Items from a figure collection

┏━━

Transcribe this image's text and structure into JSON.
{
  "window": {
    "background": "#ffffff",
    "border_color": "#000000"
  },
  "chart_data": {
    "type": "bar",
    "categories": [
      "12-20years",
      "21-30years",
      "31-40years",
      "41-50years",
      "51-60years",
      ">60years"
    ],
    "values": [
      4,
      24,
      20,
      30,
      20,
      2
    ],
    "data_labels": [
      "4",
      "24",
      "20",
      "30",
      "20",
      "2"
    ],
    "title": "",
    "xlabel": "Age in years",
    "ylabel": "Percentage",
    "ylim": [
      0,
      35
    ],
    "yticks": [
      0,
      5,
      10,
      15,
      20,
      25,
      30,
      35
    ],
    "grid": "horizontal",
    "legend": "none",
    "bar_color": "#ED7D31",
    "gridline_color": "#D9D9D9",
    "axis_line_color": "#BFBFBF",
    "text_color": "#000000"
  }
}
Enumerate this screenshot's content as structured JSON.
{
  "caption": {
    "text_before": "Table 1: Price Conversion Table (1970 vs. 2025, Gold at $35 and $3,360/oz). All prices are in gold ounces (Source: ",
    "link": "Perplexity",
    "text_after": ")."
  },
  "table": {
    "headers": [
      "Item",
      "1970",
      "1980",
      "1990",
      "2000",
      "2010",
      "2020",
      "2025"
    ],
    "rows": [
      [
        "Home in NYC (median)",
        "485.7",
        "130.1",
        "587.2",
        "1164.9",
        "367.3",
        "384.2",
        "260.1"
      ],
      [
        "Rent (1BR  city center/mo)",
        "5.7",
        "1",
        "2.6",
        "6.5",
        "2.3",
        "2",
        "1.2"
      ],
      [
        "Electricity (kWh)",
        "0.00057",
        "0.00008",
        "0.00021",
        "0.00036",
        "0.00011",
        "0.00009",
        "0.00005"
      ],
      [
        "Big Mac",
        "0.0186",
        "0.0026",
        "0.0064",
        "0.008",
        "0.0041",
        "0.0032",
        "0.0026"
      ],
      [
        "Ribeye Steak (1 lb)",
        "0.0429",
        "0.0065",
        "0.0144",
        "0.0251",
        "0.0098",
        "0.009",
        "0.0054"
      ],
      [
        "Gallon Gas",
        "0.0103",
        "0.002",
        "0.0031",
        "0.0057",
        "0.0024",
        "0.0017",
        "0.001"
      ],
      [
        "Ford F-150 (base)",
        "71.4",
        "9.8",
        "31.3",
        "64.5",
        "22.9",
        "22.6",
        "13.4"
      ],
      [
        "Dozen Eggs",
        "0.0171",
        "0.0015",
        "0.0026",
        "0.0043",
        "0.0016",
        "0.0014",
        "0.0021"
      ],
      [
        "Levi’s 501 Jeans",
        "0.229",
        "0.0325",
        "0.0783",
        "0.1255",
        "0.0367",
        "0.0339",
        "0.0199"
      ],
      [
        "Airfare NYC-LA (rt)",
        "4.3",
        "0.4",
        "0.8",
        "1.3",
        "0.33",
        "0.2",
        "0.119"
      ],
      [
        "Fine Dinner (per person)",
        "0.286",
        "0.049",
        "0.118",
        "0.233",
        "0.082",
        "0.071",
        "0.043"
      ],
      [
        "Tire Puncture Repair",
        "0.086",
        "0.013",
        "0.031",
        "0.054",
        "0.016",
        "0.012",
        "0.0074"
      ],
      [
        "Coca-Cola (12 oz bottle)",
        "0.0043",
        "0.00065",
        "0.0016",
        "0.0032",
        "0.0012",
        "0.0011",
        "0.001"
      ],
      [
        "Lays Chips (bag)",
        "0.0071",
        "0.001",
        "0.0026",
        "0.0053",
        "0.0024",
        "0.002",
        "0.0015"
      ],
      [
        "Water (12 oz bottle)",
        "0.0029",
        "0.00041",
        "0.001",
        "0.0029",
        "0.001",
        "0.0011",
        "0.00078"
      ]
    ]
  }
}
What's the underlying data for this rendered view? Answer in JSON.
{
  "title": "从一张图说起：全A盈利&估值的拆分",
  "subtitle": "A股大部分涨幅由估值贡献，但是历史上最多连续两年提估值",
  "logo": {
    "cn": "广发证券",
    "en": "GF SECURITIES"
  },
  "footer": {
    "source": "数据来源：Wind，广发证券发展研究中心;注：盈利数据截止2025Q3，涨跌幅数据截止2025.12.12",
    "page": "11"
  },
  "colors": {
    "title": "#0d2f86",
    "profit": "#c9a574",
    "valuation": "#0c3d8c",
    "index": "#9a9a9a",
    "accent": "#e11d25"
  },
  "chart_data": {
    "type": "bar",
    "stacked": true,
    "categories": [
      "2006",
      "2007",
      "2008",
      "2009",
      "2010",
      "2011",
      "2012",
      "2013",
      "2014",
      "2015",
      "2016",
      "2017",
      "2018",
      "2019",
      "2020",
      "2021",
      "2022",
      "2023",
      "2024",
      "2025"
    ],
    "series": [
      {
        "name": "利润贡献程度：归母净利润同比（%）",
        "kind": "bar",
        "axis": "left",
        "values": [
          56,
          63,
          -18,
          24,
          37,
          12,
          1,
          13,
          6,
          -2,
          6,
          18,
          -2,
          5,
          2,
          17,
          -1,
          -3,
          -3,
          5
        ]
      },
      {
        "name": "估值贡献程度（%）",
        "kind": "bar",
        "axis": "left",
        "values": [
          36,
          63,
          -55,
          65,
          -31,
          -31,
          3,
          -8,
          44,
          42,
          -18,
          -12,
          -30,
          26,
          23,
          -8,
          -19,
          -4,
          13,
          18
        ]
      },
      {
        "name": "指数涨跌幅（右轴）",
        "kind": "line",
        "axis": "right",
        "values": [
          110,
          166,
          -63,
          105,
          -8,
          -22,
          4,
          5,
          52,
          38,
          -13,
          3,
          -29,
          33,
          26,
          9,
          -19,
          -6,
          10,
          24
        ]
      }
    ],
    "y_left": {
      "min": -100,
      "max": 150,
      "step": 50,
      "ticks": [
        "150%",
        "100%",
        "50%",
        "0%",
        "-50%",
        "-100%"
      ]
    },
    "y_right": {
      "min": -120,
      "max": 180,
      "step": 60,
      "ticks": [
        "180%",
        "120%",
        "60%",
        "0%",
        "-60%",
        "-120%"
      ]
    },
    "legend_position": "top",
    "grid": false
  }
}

┗━━

WORK TO BE COMPLETED
Pull every line containing "JSON" out of the records.

TASK RESPONSE
Transcribe this image's text and structure into JSON.
Enumerate this screenshot's content as structured JSON.
What's the underlying data for this rendered view? Answer in JSON.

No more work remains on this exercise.